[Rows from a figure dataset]
┄┄┄┄┄┄

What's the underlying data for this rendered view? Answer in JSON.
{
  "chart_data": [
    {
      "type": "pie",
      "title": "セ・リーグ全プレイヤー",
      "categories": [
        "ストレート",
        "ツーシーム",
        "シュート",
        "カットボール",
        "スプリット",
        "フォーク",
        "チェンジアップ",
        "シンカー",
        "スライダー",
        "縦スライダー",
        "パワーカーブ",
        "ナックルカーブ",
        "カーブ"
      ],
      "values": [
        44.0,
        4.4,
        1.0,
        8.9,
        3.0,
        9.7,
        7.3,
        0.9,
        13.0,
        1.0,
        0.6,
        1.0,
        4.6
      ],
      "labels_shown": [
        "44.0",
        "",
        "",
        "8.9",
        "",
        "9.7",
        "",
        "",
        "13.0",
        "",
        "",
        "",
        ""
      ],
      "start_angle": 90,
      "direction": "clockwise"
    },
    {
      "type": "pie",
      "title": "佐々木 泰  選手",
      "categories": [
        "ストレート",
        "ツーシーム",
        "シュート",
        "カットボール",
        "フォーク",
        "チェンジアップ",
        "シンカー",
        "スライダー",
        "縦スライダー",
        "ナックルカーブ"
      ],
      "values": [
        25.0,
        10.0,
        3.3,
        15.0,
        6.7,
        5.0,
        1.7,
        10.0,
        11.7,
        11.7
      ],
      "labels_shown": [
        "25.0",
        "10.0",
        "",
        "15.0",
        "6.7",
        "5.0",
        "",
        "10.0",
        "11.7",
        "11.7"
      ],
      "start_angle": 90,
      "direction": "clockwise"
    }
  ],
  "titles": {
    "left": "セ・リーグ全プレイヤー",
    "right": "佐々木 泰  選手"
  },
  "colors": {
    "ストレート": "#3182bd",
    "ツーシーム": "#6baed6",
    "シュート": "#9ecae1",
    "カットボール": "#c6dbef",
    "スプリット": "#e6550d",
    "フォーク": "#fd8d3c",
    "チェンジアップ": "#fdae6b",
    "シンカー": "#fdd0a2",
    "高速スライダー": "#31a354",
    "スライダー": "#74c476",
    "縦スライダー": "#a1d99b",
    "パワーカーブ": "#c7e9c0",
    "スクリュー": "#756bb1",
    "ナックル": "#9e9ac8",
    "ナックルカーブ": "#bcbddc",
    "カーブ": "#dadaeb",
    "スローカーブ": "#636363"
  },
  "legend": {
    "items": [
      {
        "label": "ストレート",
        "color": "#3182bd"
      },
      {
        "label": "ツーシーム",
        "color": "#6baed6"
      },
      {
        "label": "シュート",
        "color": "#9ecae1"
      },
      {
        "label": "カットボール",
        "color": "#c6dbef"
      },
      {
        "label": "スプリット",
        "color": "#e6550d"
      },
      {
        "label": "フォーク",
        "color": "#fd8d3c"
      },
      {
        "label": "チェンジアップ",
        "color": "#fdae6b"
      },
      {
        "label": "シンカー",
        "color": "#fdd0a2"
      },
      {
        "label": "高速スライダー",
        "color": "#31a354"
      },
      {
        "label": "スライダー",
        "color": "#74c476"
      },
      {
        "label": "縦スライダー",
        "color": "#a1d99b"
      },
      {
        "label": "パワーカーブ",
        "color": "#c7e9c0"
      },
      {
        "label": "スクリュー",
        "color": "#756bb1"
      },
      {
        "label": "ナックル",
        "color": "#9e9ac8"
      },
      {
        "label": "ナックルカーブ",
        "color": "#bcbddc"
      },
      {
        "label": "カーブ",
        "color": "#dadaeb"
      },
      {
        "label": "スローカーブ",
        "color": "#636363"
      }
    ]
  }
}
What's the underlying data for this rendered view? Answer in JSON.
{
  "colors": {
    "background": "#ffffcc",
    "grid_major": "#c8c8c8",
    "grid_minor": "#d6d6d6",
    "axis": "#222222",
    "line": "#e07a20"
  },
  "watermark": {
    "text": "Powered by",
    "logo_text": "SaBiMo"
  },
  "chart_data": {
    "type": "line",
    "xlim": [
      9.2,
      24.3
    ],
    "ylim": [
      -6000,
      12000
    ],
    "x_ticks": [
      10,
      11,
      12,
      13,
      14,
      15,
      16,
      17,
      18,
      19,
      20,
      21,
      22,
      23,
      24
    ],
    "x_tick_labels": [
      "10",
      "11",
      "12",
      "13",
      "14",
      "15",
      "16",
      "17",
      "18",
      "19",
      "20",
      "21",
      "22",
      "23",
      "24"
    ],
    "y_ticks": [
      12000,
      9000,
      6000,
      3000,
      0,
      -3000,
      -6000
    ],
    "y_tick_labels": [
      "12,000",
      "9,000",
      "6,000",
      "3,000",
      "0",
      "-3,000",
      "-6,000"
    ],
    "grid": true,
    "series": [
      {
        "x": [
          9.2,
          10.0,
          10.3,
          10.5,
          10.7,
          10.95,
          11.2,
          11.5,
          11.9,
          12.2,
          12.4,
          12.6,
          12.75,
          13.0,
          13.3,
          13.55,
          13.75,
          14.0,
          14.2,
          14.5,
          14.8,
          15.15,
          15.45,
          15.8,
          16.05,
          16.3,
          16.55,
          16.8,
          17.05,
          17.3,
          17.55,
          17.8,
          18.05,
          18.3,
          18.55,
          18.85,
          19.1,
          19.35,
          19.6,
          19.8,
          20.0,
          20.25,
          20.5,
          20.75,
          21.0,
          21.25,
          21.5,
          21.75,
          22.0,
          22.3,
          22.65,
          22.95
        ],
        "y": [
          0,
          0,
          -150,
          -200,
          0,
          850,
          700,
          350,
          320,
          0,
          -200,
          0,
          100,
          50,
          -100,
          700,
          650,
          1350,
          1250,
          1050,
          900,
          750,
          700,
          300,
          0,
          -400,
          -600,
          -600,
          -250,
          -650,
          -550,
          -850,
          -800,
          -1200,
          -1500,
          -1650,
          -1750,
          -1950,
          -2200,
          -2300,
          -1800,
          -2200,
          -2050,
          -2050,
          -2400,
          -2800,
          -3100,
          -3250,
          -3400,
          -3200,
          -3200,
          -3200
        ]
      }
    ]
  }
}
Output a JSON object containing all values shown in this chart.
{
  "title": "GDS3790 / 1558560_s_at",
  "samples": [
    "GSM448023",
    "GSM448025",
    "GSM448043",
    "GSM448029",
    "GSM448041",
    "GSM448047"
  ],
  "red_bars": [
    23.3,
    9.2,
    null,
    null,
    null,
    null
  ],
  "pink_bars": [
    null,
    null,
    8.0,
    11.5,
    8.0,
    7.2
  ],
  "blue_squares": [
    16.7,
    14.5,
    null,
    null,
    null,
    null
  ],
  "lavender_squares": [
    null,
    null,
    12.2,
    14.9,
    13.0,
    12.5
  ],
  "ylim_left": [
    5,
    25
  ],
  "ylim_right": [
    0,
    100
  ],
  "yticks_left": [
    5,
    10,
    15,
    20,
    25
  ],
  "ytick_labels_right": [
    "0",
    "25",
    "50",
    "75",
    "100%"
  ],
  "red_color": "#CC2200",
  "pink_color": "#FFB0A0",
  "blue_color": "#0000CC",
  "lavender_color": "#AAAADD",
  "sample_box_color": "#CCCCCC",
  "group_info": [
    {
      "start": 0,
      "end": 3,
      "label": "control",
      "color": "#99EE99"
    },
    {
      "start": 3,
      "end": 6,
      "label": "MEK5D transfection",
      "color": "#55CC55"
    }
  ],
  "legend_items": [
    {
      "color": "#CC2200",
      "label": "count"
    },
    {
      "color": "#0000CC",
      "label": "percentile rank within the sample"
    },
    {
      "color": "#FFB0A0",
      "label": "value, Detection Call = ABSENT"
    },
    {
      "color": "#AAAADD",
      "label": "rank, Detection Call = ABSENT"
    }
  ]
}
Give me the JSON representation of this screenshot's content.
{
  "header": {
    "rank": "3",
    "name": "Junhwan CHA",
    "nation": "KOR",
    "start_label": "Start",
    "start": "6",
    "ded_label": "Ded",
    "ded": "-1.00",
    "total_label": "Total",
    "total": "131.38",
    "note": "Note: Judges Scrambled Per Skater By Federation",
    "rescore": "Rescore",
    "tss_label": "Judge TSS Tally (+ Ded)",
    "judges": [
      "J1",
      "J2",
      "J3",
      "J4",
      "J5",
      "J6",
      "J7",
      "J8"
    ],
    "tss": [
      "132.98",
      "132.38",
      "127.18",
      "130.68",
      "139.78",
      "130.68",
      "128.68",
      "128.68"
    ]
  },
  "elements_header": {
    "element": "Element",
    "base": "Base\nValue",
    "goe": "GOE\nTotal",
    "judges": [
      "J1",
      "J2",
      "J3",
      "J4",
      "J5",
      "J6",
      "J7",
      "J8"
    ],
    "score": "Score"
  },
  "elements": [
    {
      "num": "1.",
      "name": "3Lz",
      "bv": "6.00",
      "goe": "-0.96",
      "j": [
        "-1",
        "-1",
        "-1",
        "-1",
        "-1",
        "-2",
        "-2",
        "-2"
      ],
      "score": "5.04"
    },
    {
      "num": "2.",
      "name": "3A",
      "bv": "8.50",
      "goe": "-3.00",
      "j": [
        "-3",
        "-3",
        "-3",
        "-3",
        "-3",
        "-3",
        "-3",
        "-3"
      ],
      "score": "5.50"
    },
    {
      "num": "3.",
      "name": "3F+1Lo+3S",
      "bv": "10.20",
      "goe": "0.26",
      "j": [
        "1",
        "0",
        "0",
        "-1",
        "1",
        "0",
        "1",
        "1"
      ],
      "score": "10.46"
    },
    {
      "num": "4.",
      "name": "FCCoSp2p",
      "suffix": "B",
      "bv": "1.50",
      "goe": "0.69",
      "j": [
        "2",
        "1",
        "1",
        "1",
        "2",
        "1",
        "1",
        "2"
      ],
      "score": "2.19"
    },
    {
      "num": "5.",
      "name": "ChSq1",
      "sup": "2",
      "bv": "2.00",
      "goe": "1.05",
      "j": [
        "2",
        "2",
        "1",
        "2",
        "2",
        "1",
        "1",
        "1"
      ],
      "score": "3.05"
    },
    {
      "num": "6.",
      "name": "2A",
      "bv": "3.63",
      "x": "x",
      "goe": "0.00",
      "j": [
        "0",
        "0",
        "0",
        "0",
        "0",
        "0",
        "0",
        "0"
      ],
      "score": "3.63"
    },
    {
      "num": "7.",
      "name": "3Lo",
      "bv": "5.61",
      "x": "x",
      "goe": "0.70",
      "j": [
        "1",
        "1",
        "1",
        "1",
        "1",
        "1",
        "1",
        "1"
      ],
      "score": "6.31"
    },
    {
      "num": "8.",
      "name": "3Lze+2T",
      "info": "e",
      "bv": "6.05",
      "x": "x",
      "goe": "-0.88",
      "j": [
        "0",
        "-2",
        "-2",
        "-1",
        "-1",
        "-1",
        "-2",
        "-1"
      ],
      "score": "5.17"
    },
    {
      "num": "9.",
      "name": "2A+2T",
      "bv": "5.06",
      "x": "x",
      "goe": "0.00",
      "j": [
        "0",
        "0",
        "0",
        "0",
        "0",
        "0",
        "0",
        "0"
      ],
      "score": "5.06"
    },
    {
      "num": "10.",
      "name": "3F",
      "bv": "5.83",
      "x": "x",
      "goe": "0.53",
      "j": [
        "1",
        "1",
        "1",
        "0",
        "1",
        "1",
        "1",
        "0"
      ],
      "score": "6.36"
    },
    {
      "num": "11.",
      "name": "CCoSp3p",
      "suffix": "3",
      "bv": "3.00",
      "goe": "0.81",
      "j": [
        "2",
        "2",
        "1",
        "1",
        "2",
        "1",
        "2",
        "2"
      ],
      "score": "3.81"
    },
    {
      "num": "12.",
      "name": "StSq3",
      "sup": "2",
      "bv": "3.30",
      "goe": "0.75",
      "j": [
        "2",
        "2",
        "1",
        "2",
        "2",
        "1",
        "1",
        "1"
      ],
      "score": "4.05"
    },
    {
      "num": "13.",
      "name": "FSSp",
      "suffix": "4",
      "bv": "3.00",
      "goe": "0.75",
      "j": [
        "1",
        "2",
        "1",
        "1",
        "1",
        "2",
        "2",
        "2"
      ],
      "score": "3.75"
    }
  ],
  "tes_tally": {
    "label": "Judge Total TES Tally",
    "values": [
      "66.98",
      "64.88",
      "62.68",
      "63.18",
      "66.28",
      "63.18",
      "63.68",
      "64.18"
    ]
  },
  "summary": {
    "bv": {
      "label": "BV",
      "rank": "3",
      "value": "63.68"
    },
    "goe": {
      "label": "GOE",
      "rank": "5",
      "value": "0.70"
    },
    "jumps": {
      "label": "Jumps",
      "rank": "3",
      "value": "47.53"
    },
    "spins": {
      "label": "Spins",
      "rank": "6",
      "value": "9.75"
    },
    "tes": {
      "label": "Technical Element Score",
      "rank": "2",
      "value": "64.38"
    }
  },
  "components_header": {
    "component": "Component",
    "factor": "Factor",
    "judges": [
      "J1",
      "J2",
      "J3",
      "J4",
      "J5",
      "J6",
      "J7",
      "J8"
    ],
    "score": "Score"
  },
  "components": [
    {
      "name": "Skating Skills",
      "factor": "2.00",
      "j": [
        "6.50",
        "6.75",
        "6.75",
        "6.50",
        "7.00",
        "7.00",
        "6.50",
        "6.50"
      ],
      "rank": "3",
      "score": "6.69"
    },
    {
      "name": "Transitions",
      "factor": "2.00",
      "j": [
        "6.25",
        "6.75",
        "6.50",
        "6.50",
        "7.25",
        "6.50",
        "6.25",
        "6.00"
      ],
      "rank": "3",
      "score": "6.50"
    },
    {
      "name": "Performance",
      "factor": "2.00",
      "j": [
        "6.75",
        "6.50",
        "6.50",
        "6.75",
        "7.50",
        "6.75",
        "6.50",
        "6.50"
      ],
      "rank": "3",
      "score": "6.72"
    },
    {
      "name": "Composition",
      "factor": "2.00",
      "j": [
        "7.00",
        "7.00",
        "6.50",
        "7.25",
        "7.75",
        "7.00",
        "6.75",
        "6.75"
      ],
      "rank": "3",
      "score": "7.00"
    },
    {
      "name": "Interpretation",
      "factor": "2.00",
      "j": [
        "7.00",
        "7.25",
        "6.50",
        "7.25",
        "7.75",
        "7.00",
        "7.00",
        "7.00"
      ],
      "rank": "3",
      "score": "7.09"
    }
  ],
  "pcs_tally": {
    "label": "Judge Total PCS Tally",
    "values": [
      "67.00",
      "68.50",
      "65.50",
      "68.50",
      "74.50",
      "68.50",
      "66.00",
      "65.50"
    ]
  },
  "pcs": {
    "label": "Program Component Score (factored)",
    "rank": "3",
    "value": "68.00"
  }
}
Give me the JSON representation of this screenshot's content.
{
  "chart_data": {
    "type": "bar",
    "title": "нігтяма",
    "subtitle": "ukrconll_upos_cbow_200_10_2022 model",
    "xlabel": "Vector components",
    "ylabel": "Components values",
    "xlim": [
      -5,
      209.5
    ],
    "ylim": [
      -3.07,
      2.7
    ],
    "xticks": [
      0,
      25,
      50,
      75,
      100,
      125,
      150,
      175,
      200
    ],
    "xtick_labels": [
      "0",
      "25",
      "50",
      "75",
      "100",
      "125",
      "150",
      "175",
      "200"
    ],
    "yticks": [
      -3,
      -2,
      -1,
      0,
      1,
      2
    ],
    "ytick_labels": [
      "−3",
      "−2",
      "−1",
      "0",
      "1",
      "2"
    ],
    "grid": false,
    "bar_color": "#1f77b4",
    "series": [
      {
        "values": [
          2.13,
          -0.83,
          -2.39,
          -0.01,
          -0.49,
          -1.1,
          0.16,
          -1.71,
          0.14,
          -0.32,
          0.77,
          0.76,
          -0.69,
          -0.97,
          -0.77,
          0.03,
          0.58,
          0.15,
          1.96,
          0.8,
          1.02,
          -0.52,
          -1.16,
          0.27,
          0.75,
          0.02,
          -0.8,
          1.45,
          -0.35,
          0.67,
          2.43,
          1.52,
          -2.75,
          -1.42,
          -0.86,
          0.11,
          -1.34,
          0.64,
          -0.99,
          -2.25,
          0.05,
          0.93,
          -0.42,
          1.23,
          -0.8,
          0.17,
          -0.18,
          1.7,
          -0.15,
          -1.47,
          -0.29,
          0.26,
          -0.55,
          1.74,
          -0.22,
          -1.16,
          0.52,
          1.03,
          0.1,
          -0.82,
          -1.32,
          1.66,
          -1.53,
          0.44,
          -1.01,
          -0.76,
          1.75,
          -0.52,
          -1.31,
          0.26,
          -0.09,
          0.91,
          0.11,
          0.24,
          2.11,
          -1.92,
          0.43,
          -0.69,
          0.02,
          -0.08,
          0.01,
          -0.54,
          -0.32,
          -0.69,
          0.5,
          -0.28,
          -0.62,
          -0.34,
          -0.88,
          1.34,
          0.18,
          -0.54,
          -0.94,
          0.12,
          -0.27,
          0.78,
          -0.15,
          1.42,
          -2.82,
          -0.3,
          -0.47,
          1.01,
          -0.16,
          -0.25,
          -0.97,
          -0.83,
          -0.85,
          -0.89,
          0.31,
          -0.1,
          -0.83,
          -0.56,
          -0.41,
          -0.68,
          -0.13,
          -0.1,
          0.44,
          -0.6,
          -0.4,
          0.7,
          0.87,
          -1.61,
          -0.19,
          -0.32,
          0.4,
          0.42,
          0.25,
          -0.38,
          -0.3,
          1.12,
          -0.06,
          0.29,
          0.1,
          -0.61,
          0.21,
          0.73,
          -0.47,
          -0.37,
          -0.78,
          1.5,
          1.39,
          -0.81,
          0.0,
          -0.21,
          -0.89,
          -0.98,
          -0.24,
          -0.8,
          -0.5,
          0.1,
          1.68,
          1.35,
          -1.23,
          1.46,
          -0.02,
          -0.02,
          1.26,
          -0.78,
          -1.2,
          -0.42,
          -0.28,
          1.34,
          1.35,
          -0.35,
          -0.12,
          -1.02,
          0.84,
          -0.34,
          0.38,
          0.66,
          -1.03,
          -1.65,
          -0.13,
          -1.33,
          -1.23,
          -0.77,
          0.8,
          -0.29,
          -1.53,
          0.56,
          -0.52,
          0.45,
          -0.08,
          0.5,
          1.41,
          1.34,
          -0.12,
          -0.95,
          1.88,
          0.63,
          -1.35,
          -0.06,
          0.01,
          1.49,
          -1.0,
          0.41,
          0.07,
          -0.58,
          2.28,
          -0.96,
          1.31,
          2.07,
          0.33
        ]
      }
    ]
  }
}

┄┄┄┄┄┄

◆ **WORK TO BE COMPLETED**:
Find each line holding the word "ストレート" and copy it.

◆ **THE OUTPUT**:
        "ストレート",
        "ストレート",
    "ストレート": "#3182bd",
        "label": "ストレート",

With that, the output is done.